Could you reproduce every one of the rows that follow, word for word?

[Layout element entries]
_ _ _ _ _ _ _

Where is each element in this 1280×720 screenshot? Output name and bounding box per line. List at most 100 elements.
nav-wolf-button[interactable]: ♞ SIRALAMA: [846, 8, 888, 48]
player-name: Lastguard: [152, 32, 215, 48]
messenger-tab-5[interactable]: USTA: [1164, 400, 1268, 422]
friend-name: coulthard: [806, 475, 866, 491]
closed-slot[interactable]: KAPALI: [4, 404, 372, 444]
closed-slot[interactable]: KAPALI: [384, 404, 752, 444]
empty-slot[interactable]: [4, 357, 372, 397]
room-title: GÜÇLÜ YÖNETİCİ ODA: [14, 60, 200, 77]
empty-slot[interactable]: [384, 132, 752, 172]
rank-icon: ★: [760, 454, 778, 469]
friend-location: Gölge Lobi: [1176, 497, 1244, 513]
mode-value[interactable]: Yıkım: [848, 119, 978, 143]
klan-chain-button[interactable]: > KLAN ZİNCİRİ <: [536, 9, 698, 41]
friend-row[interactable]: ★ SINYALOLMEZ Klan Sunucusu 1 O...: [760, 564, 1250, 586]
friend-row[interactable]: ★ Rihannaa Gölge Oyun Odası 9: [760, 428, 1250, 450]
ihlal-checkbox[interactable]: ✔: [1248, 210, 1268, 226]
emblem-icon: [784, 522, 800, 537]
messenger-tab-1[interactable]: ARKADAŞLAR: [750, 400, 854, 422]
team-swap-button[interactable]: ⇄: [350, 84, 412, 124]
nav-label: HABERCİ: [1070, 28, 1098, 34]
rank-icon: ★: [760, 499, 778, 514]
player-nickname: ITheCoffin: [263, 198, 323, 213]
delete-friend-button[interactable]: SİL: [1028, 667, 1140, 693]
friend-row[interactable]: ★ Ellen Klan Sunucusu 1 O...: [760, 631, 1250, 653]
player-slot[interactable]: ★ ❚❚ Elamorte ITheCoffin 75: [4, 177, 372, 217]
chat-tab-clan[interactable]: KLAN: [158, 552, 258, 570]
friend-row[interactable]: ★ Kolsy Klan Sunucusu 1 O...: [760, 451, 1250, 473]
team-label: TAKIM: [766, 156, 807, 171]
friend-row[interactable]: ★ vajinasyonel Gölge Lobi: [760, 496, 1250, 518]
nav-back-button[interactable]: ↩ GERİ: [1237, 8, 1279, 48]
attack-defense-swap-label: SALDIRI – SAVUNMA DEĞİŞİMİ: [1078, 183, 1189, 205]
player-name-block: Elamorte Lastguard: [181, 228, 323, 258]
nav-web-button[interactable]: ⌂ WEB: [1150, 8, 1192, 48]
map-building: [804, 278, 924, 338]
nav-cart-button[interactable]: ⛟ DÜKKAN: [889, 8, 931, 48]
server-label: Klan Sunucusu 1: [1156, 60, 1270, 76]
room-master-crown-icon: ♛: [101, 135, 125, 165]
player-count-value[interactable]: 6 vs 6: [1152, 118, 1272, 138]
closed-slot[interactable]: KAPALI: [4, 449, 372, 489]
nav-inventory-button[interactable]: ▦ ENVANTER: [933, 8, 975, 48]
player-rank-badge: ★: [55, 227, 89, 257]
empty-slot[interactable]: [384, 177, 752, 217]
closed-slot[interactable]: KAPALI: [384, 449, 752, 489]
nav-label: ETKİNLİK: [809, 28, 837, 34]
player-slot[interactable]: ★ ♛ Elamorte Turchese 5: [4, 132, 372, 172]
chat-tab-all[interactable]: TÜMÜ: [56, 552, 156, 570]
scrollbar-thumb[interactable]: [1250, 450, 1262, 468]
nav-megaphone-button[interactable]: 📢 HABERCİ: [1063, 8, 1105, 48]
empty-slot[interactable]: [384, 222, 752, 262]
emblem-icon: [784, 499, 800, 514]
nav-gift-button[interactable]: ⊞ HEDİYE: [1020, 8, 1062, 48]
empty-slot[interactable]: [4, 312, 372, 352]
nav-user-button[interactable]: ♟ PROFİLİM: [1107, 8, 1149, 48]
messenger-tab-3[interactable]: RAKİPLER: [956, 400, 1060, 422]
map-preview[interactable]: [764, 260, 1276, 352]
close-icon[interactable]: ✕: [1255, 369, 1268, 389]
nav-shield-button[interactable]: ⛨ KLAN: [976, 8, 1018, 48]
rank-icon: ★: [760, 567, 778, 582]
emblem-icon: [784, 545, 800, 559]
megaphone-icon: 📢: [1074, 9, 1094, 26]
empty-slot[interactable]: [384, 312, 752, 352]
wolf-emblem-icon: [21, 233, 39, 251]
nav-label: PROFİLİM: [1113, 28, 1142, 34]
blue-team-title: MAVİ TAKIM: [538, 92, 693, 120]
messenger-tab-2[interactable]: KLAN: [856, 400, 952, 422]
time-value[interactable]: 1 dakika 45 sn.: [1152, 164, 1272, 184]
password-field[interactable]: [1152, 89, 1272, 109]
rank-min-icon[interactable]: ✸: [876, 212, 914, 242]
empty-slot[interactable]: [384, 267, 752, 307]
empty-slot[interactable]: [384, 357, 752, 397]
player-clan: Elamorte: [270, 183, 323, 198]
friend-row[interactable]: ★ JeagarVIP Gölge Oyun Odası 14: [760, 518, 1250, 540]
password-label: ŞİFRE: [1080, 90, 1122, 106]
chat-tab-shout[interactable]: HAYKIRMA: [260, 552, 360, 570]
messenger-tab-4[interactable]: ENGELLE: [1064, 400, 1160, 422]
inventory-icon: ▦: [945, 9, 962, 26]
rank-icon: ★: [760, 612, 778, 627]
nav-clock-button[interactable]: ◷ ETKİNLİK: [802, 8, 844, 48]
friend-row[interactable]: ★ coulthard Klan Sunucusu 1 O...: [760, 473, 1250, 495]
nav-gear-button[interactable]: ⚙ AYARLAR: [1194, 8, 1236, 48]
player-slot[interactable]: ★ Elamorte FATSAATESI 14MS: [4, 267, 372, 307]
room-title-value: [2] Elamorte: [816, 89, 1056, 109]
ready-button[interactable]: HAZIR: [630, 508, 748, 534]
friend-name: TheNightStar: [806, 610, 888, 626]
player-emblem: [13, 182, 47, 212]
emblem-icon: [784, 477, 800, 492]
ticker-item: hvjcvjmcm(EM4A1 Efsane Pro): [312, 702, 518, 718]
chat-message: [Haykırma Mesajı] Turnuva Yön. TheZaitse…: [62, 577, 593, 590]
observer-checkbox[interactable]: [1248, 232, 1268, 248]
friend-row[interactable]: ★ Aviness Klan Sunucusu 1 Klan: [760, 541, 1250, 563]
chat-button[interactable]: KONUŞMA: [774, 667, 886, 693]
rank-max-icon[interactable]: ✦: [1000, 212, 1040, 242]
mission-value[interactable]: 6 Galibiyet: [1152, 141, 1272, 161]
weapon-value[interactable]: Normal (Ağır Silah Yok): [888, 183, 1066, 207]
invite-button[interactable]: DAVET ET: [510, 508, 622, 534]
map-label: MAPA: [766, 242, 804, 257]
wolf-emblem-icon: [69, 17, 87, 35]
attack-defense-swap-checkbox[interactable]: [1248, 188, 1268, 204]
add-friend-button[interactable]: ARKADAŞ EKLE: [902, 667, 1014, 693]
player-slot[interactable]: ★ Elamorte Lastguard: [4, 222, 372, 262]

_ _ _ _ _ _ _

ANSWER:
Where is each element in this 1280×720 screenshot? Output name and bounding box per line. List at most 100 elements.
nav-wolf-button[interactable]: ♞ SIRALAMA: [846, 8, 888, 48]
player-name: Lastguard: [152, 32, 215, 48]
messenger-tab-5[interactable]: USTA: [1164, 400, 1268, 422]
friend-name: coulthard: [806, 475, 866, 491]
closed-slot[interactable]: KAPALI: [4, 404, 372, 444]
closed-slot[interactable]: KAPALI: [384, 404, 752, 444]
empty-slot[interactable]: [4, 357, 372, 397]
room-title: GÜÇLÜ YÖNETİCİ ODA: [14, 60, 200, 77]
empty-slot[interactable]: [384, 132, 752, 172]
rank-icon: ★: [760, 454, 778, 469]
friend-location: Gölge Lobi: [1176, 497, 1244, 513]
mode-value[interactable]: Yıkım: [848, 119, 978, 143]
klan-chain-button[interactable]: > KLAN ZİNCİRİ <: [536, 9, 698, 41]
friend-row[interactable]: ★ SINYALOLMEZ Klan Sunucusu 1 O...: [760, 564, 1250, 586]
friend-row[interactable]: ★ Rihannaa Gölge Oyun Odası 9: [760, 428, 1250, 450]
ihlal-checkbox[interactable]: ✔: [1248, 210, 1268, 226]
emblem-icon: [784, 522, 800, 537]
messenger-tab-1[interactable]: ARKADAŞLAR: [750, 400, 854, 422]
team-swap-button[interactable]: ⇄: [350, 84, 412, 124]
nav-label: HABERCİ: [1070, 28, 1098, 34]
rank-icon: ★: [760, 499, 778, 514]
player-nickname: ITheCoffin: [263, 198, 323, 213]
delete-friend-button[interactable]: SİL: [1028, 667, 1140, 693]
friend-row[interactable]: ★ Ellen Klan Sunucusu 1 O...: [760, 631, 1250, 653]
player-slot[interactable]: ★ ❚❚ Elamorte ITheCoffin 75: [4, 177, 372, 217]
chat-tab-clan[interactable]: KLAN: [158, 552, 258, 570]
friend-row[interactable]: ★ Kolsy Klan Sunucusu 1 O...: [760, 451, 1250, 473]
team-label: TAKIM: [766, 156, 807, 171]
friend-row[interactable]: ★ vajinasyonel Gölge Lobi: [760, 496, 1250, 518]
nav-back-button[interactable]: ↩ GERİ: [1237, 8, 1279, 48]
attack-defense-swap-label: SALDIRI – SAVUNMA DEĞİŞİMİ: [1078, 183, 1189, 205]
player-name-block: Elamorte Lastguard: [181, 228, 323, 258]
nav-web-button[interactable]: ⌂ WEB: [1150, 8, 1192, 48]
map-building: [804, 278, 924, 338]
nav-cart-button[interactable]: ⛟ DÜKKAN: [889, 8, 931, 48]
server-label: Klan Sunucusu 1: [1156, 60, 1270, 76]
room-master-crown-icon: ♛: [101, 135, 125, 165]
player-count-value[interactable]: 6 vs 6: [1152, 118, 1272, 138]
closed-slot[interactable]: KAPALI: [4, 449, 372, 489]
nav-inventory-button[interactable]: ▦ ENVANTER: [933, 8, 975, 48]
player-rank-badge: ★: [55, 227, 89, 257]
empty-slot[interactable]: [384, 177, 752, 217]
closed-slot[interactable]: KAPALI: [384, 449, 752, 489]
nav-label: ETKİNLİK: [809, 28, 837, 34]
player-slot[interactable]: ★ ♛ Elamorte Turchese 5: [4, 132, 372, 172]
chat-tab-all[interactable]: TÜMÜ: [56, 552, 156, 570]
scrollbar-thumb[interactable]: [1250, 450, 1262, 468]
nav-megaphone-button[interactable]: 📢 HABERCİ: [1063, 8, 1105, 48]
empty-slot[interactable]: [384, 222, 752, 262]
emblem-icon: [784, 499, 800, 514]
nav-gift-button[interactable]: ⊞ HEDİYE: [1020, 8, 1062, 48]
empty-slot[interactable]: [4, 312, 372, 352]
nav-user-button[interactable]: ♟ PROFİLİM: [1107, 8, 1149, 48]
messenger-tab-3[interactable]: RAKİPLER: [956, 400, 1060, 422]
map-preview[interactable]: [764, 260, 1276, 352]
close-icon[interactable]: ✕: [1255, 369, 1268, 389]
nav-shield-button[interactable]: ⛨ KLAN: [976, 8, 1018, 48]
rank-icon: ★: [760, 567, 778, 582]
emblem-icon: [784, 545, 800, 559]
megaphone-icon: 📢: [1074, 9, 1094, 26]
empty-slot[interactable]: [384, 312, 752, 352]
wolf-emblem-icon: [21, 233, 39, 251]
nav-label: PROFİLİM: [1113, 28, 1142, 34]
blue-team-title: MAVİ TAKIM: [538, 92, 693, 120]
messenger-tab-2[interactable]: KLAN: [856, 400, 952, 422]
time-value[interactable]: 1 dakika 45 sn.: [1152, 164, 1272, 184]
password-field[interactable]: [1152, 89, 1272, 109]
rank-min-icon[interactable]: ✸: [876, 212, 914, 242]
empty-slot[interactable]: [384, 267, 752, 307]
empty-slot[interactable]: [384, 357, 752, 397]
player-clan: Elamorte: [270, 183, 323, 198]
friend-row[interactable]: ★ JeagarVIP Gölge Oyun Odası 14: [760, 518, 1250, 540]
password-label: ŞİFRE: [1080, 90, 1122, 106]
chat-tab-shout[interactable]: HAYKIRMA: [260, 552, 360, 570]
messenger-tab-4[interactable]: ENGELLE: [1064, 400, 1160, 422]
inventory-icon: ▦: [945, 9, 962, 26]
rank-icon: ★: [760, 612, 778, 627]
nav-clock-button[interactable]: ◷ ETKİNLİK: [802, 8, 844, 48]
friend-row[interactable]: ★ coulthard Klan Sunucusu 1 O...: [760, 473, 1250, 495]
nav-gear-button[interactable]: ⚙ AYARLAR: [1194, 8, 1236, 48]
player-slot[interactable]: ★ Elamorte FATSAATESI 14MS: [4, 267, 372, 307]
room-title-value: [2] Elamorte: [816, 89, 1056, 109]
ready-button[interactable]: HAZIR: [630, 508, 748, 534]
friend-name: TheNightStar: [806, 610, 888, 626]
player-emblem: [13, 182, 47, 212]
emblem-icon: [784, 477, 800, 492]
ticker-item: hvjcvjmcm(EM4A1 Efsane Pro): [312, 702, 518, 718]
chat-message: [Haykırma Mesajı] Turnuva Yön. TheZaitse…: [62, 577, 593, 590]
observer-checkbox[interactable]: [1248, 232, 1268, 248]
friend-row[interactable]: ★ Aviness Klan Sunucusu 1 Klan: [760, 541, 1250, 563]
chat-button[interactable]: KONUŞMA: [774, 667, 886, 693]
rank-max-icon[interactable]: ✦: [1000, 212, 1040, 242]
mission-value[interactable]: 6 Galibiyet: [1152, 141, 1272, 161]
weapon-value[interactable]: Normal (Ağır Silah Yok): [888, 183, 1066, 207]
invite-button[interactable]: DAVET ET: [510, 508, 622, 534]
map-label: MAPA: [766, 242, 804, 257]
wolf-emblem-icon: [69, 17, 87, 35]
attack-defense-swap-checkbox[interactable]: [1248, 188, 1268, 204]
add-friend-button[interactable]: ARKADAŞ EKLE: [902, 667, 1014, 693]
player-slot[interactable]: ★ Elamorte Lastguard: [4, 222, 372, 262]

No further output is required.